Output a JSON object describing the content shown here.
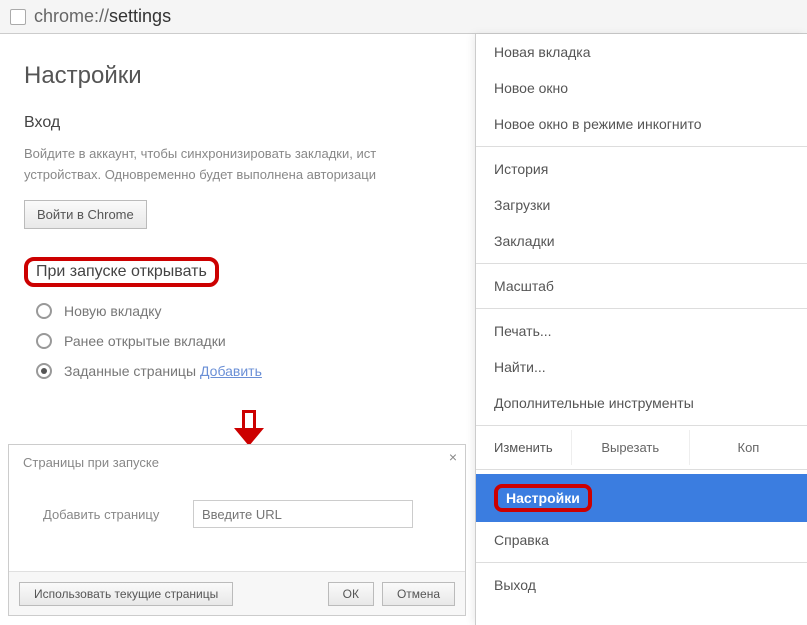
{
  "addressBar": {
    "scheme": "chrome://",
    "path": "settings"
  },
  "page": {
    "title": "Настройки"
  },
  "login": {
    "heading": "Вход",
    "helper": "Войдите в аккаунт, чтобы синхронизировать закладки, ист устройствах. Одновременно будет выполнена авторизаци",
    "button": "Войти в Chrome"
  },
  "startup": {
    "heading": "При запуске открывать",
    "opt_new_tab": "Новую вкладку",
    "opt_prev": "Ранее открытые вкладки",
    "opt_set": "Заданные страницы",
    "add_link": "Добавить"
  },
  "dialog": {
    "title": "Страницы при запуске",
    "add_label": "Добавить страницу",
    "placeholder": "Введите URL",
    "use_current": "Использовать текущие страницы",
    "ok": "ОК",
    "cancel": "Отмена"
  },
  "menu": {
    "new_tab": "Новая вкладка",
    "new_window": "Новое окно",
    "incognito": "Новое окно в режиме инкогнито",
    "history": "История",
    "downloads": "Загрузки",
    "bookmarks": "Закладки",
    "zoom": "Масштаб",
    "print": "Печать...",
    "find": "Найти...",
    "more_tools": "Дополнительные инструменты",
    "edit_label": "Изменить",
    "cut": "Вырезать",
    "copy": "Коп",
    "settings": "Настройки",
    "help": "Справка",
    "exit": "Выход"
  }
}
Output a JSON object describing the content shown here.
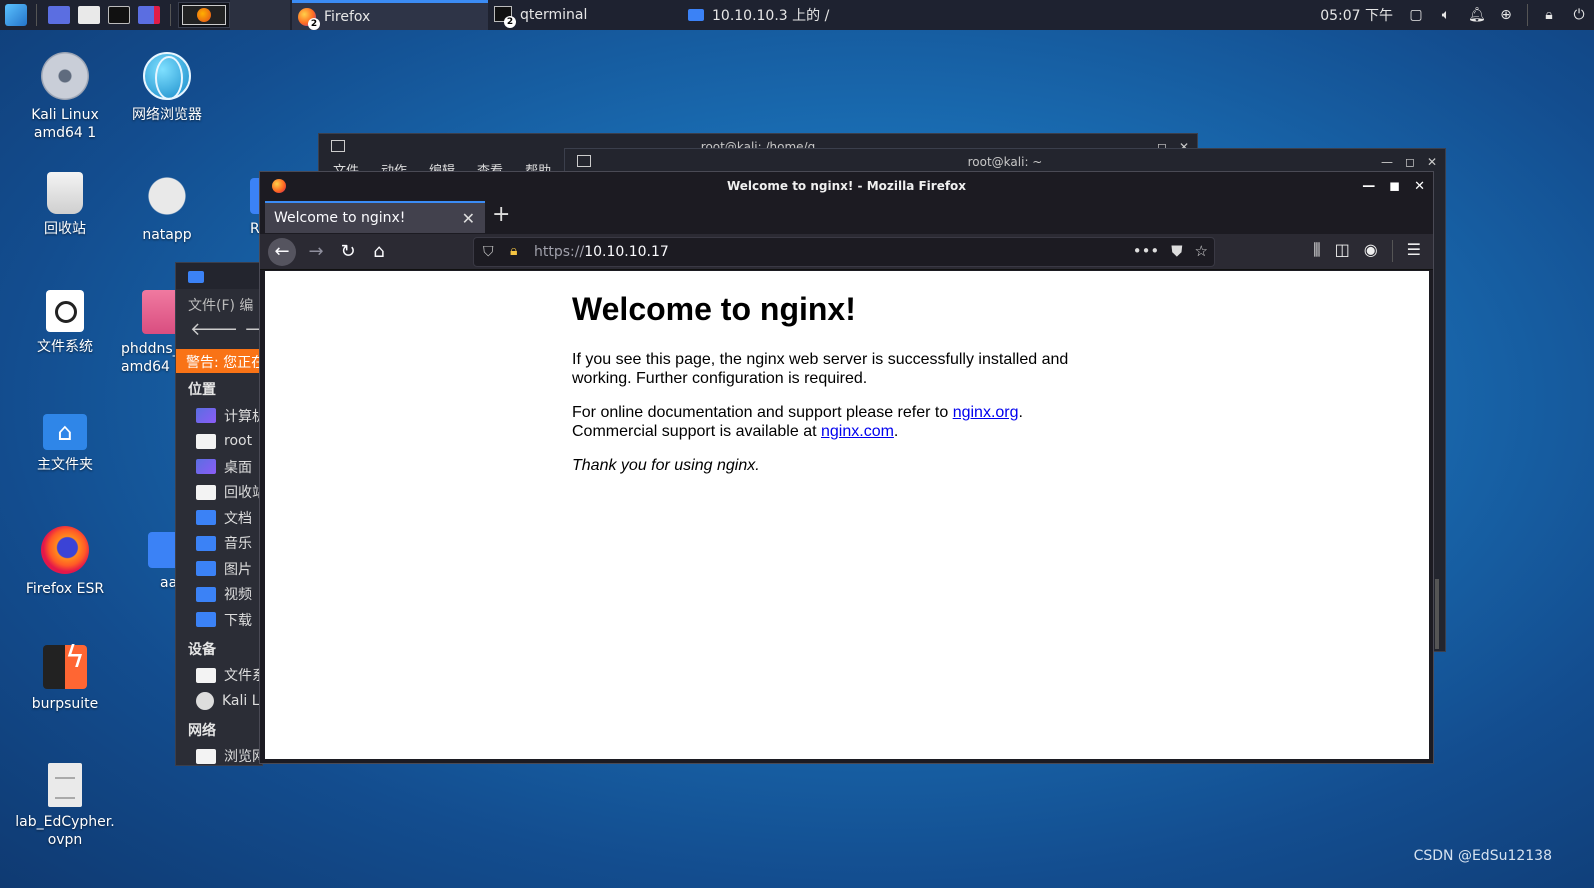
{
  "taskbar": {
    "tasks": [
      {
        "label": "Firefox",
        "badge": "2",
        "icon": "firefox-icon",
        "active": true
      },
      {
        "label": "qterminal",
        "badge": "2",
        "icon": "terminal-icon"
      },
      {
        "label": "10.10.10.3 上的 /",
        "icon": "folder-icon"
      }
    ],
    "clock": "05:07 下午"
  },
  "desktop": {
    "icons": [
      {
        "label": "Kali Linux amd64 1",
        "icon": "disc-icon"
      },
      {
        "label": "网络浏览器",
        "icon": "globe-icon"
      },
      {
        "label": "回收站",
        "icon": "trash-icon"
      },
      {
        "label": "natapp",
        "icon": "gear-icon"
      },
      {
        "label": "R",
        "icon": "folder-icon"
      },
      {
        "label": "文件系统",
        "icon": "filesystem-icon"
      },
      {
        "label": "phddns_ amd64",
        "icon": "package-icon"
      },
      {
        "label": "主文件夹",
        "icon": "home-folder-icon"
      },
      {
        "label": "Firefox ESR",
        "icon": "firefox-icon"
      },
      {
        "label": "aa",
        "icon": "folder-icon"
      },
      {
        "label": "burpsuite",
        "icon": "burpsuite-icon"
      },
      {
        "label": "lab_EdCypher.ovpn",
        "icon": "document-icon"
      }
    ]
  },
  "terminal_back": {
    "title": "root@kali: /home/q",
    "menu": [
      "文件",
      "动作",
      "编辑",
      "查看",
      "帮助"
    ]
  },
  "terminal_mid": {
    "title": "root@kali: ~"
  },
  "file_manager": {
    "menu": "文件(F)  编",
    "warning": "警告: 您正在",
    "sections": [
      {
        "title": "位置",
        "items": [
          "计算机",
          "root",
          "桌面",
          "回收站",
          "文档",
          "音乐",
          "图片",
          "视频",
          "下载"
        ]
      },
      {
        "title": "设备",
        "items": [
          "文件系统",
          "Kali L"
        ]
      },
      {
        "title": "网络",
        "items": [
          "浏览网络"
        ]
      }
    ]
  },
  "firefox": {
    "window_title": "Welcome to nginx! - Mozilla Firefox",
    "tab_title": "Welcome to nginx!",
    "url_protocol": "https://",
    "url_host": "10.10.10.17",
    "page": {
      "heading": "Welcome to nginx!",
      "p1": "If you see this page, the nginx web server is successfully installed and working. Further configuration is required.",
      "p2_prefix": "For online documentation and support please refer to ",
      "p2_link1": "nginx.org",
      "p2_middle": ".",
      "p2_line2_prefix": "Commercial support is available at ",
      "p2_link2": "nginx.com",
      "p2_suffix": ".",
      "p3": "Thank you for using nginx."
    }
  },
  "watermark": "CSDN @EdSu12138",
  "colors": {
    "accent": "#3b8cf5",
    "warning": "#f97316",
    "link": "#0000ee"
  }
}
::::
→ GIVEN PROBLEM
Repeat the data exactly, without the pictures.

→ RESPONSE
Output a JSON object describing the content shown here.
{
  "addressBar": {
    "scheme": "chrome://",
    "path": "settings"
  },
  "page": {
    "title": "Настройки"
  },
  "login": {
    "heading": "Вход",
    "helper": "Войдите в аккаунт, чтобы синхронизировать закладки, ист устройствах. Одновременно будет выполнена авторизаци",
    "button": "Войти в Chrome"
  },
  "startup": {
    "heading": "При запуске открывать",
    "opt_new_tab": "Новую вкладку",
    "opt_prev": "Ранее открытые вкладки",
    "opt_set": "Заданные страницы",
    "add_link": "Добавить"
  },
  "dialog": {
    "title": "Страницы при запуске",
    "add_label": "Добавить страницу",
    "placeholder": "Введите URL",
    "use_current": "Использовать текущие страницы",
    "ok": "ОК",
    "cancel": "Отмена"
  },
  "menu": {
    "new_tab": "Новая вкладка",
    "new_window": "Новое окно",
    "incognito": "Новое окно в режиме инкогнито",
    "history": "История",
    "downloads": "Загрузки",
    "bookmarks": "Закладки",
    "zoom": "Масштаб",
    "print": "Печать...",
    "find": "Найти...",
    "more_tools": "Дополнительные инструменты",
    "edit_label": "Изменить",
    "cut": "Вырезать",
    "copy": "Коп",
    "settings": "Настройки",
    "help": "Справка",
    "exit": "Выход"
  }
}
Output a JSON object describing the content shown here.
{
  "taskbar": {
    "tasks": [
      {
        "label": "Firefox",
        "badge": "2",
        "icon": "firefox-icon",
        "active": true
      },
      {
        "label": "qterminal",
        "badge": "2",
        "icon": "terminal-icon"
      },
      {
        "label": "10.10.10.3 上的 /",
        "icon": "folder-icon"
      }
    ],
    "clock": "05:07 下午"
  },
  "desktop": {
    "icons": [
      {
        "label": "Kali Linux amd64 1",
        "icon": "disc-icon"
      },
      {
        "label": "网络浏览器",
        "icon": "globe-icon"
      },
      {
        "label": "回收站",
        "icon": "trash-icon"
      },
      {
        "label": "natapp",
        "icon": "gear-icon"
      },
      {
        "label": "R",
        "icon": "folder-icon"
      },
      {
        "label": "文件系统",
        "icon": "filesystem-icon"
      },
      {
        "label": "phddns_ amd64",
        "icon": "package-icon"
      },
      {
        "label": "主文件夹",
        "icon": "home-folder-icon"
      },
      {
        "label": "Firefox ESR",
        "icon": "firefox-icon"
      },
      {
        "label": "aa",
        "icon": "folder-icon"
      },
      {
        "label": "burpsuite",
        "icon": "burpsuite-icon"
      },
      {
        "label": "lab_EdCypher.ovpn",
        "icon": "document-icon"
      }
    ]
  },
  "terminal_back": {
    "title": "root@kali: /home/q",
    "menu": [
      "文件",
      "动作",
      "编辑",
      "查看",
      "帮助"
    ]
  },
  "terminal_mid": {
    "title": "root@kali: ~"
  },
  "file_manager": {
    "menu": "文件(F)  编",
    "warning": "警告: 您正在",
    "sections": [
      {
        "title": "位置",
        "items": [
          "计算机",
          "root",
          "桌面",
          "回收站",
          "文档",
          "音乐",
          "图片",
          "视频",
          "下载"
        ]
      },
      {
        "title": "设备",
        "items": [
          "文件系统",
          "Kali L"
        ]
      },
      {
        "title": "网络",
        "items": [
          "浏览网络"
        ]
      }
    ]
  },
  "firefox": {
    "window_title": "Welcome to nginx! - Mozilla Firefox",
    "tab_title": "Welcome to nginx!",
    "url_protocol": "https://",
    "url_host": "10.10.10.17",
    "page": {
      "heading": "Welcome to nginx!",
      "p1": "If you see this page, the nginx web server is successfully installed and working. Further configuration is required.",
      "p2_prefix": "For online documentation and support please refer to ",
      "p2_link1": "nginx.org",
      "p2_middle": ".",
      "p2_line2_prefix": "Commercial support is available at ",
      "p2_link2": "nginx.com",
      "p2_suffix": ".",
      "p3": "Thank you for using nginx."
    }
  },
  "watermark": "CSDN @EdSu12138",
  "colors": {
    "accent": "#3b8cf5",
    "warning": "#f97316",
    "link": "#0000ee"
  }
}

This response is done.